--- Job a ---
Could you repeat the records word for word, starting at their first line and stopping after the line that contains "- candle-body: [292, 186, 299, 206]"?
--- Begin Document excerpt ---
Why? The higher the rank, the lower the stress and chances for illness.

But why?

Even though these high-ranked employees faced many demands in their job, they enjoyed more control over their tasks, how they did them, and when.

This kind of autonomy needs to apply to all your employees. Instead of looking over their shoulders and being a helicopter, give your employees control over their tasks. You can still provide priorities and task deadlines but let them choose what tasks to work on during their day—and how they do them.

Encourage physical activity

A sedentary lifestyle at home and work can lead to health-related issues such as back pain, which 8 out of 10 people experience at some point in their life. Encourage your employees to get up and move during the day—taking a walk, stretching at their desks, and doing yoga are all good options. If your office is onsite, provide workstations with ergonomic chairs and standing desks. If your employees work remotely, consider giving them a stipend that they can use to make their at-home workstation ergonomic.

Help avoid digital eyestrain

Thirteen hours. That is how much time the average person spends daily in front of a digital screen (computer, phone, television), including both personal and work screen time, according to the Screen Time Report. In the same report, 71% of employers estimate their employees spend three or more hours staring at a screen—and 10% estimate their employees spend ten or more hours staring at a screen.
--- End Document excerpt ---
--- Job b ---
Can you reproduce the passage on workplace stress and employee health verbatim, beginning at the words "Why? The higher" and stopping after "them, and when."?
--- Begin Data for this task ---
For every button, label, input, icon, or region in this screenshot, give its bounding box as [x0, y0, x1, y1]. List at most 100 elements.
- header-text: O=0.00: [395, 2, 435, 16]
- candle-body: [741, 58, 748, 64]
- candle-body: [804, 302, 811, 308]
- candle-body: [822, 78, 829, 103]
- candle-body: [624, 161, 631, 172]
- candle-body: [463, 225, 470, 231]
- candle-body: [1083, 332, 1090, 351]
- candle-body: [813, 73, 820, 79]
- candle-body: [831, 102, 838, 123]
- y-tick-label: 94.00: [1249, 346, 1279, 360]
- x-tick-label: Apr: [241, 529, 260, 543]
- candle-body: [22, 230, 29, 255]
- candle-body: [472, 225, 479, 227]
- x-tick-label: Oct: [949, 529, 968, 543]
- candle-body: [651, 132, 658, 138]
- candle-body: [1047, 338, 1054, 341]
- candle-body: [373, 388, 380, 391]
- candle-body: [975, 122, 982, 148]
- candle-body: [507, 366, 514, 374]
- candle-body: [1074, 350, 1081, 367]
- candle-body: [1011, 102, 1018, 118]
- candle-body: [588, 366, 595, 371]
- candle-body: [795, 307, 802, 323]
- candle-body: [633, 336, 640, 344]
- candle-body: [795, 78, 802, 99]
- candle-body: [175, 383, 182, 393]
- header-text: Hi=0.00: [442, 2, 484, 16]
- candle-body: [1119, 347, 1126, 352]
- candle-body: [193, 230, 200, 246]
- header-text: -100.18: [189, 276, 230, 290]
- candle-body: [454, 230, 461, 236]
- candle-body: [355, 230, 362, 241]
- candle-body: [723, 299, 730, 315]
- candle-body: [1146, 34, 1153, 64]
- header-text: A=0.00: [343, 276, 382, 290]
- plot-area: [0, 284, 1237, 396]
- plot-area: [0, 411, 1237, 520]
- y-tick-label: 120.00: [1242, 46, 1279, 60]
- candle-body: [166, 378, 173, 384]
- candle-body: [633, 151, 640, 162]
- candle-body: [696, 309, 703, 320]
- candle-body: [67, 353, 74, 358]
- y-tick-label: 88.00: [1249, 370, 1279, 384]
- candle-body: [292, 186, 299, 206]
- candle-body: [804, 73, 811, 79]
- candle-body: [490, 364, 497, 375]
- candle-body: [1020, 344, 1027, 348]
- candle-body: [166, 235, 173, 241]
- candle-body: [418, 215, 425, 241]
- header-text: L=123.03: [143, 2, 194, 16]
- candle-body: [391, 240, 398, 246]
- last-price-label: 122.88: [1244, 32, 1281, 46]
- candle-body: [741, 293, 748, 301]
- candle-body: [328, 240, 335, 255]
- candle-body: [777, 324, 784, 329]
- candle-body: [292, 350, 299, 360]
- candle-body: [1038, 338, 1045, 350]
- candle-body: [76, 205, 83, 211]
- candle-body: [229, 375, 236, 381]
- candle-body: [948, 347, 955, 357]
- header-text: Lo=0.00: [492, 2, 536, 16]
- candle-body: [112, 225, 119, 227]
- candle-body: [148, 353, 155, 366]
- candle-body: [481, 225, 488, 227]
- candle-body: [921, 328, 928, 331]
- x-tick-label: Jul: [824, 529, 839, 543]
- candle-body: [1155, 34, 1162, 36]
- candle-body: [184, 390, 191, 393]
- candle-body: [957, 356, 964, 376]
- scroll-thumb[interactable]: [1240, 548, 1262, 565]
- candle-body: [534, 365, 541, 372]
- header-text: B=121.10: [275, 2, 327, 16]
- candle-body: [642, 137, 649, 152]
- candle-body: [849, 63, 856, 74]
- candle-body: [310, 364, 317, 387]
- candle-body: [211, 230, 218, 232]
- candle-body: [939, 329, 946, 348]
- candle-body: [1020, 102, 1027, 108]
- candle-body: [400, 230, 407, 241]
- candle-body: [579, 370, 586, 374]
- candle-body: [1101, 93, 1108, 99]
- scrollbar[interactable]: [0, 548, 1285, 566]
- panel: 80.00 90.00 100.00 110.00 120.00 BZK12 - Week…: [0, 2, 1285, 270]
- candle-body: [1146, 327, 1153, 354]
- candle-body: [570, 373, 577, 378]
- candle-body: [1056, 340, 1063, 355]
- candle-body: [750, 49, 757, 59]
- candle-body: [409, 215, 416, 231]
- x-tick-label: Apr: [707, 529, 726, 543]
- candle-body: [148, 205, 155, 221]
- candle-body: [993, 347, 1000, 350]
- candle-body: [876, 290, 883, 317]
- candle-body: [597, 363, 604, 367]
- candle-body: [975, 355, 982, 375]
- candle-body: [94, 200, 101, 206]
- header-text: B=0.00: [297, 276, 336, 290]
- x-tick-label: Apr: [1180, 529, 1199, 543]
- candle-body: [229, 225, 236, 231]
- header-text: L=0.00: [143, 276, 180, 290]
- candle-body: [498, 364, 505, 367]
--- End Data for this task ---
--- Result a ---
For every button, label, input, icon, or region in this screenshot, give its bounding box as [x0, y0, x1, y1]. List at most 100 elements.
- header-text: O=0.00: [395, 2, 435, 16]
- candle-body: [741, 58, 748, 64]
- candle-body: [804, 302, 811, 308]
- candle-body: [822, 78, 829, 103]
- candle-body: [624, 161, 631, 172]
- candle-body: [463, 225, 470, 231]
- candle-body: [1083, 332, 1090, 351]
- candle-body: [813, 73, 820, 79]
- candle-body: [831, 102, 838, 123]
- y-tick-label: 94.00: [1249, 346, 1279, 360]
- x-tick-label: Apr: [241, 529, 260, 543]
- candle-body: [22, 230, 29, 255]
- candle-body: [472, 225, 479, 227]
- x-tick-label: Oct: [949, 529, 968, 543]
- candle-body: [651, 132, 658, 138]
- candle-body: [1047, 338, 1054, 341]
- candle-body: [373, 388, 380, 391]
- candle-body: [975, 122, 982, 148]
- candle-body: [507, 366, 514, 374]
- candle-body: [1074, 350, 1081, 367]
- candle-body: [1011, 102, 1018, 118]
- candle-body: [588, 366, 595, 371]
- candle-body: [795, 307, 802, 323]
- candle-body: [633, 336, 640, 344]
- candle-body: [795, 78, 802, 99]
- candle-body: [175, 383, 182, 393]
- header-text: Hi=0.00: [442, 2, 484, 16]
- candle-body: [1119, 347, 1126, 352]
- candle-body: [193, 230, 200, 246]
- header-text: -100.18: [189, 276, 230, 290]
- candle-body: [454, 230, 461, 236]
- candle-body: [355, 230, 362, 241]
- candle-body: [723, 299, 730, 315]
- candle-body: [1146, 34, 1153, 64]
- header-text: A=0.00: [343, 276, 382, 290]
- plot-area: [0, 284, 1237, 396]
- plot-area: [0, 411, 1237, 520]
- y-tick-label: 120.00: [1242, 46, 1279, 60]
- candle-body: [166, 378, 173, 384]
- candle-body: [633, 151, 640, 162]
- candle-body: [696, 309, 703, 320]
- candle-body: [67, 353, 74, 358]
- y-tick-label: 88.00: [1249, 370, 1279, 384]
- candle-body: [292, 186, 299, 206]

--- Result b ---
Why? The higher the rank, the lower the stress and chances for illness.

But why?

Even though these high-ranked employees faced many demands in their job, they enjoyed more control over their tasks, how they did them, and when.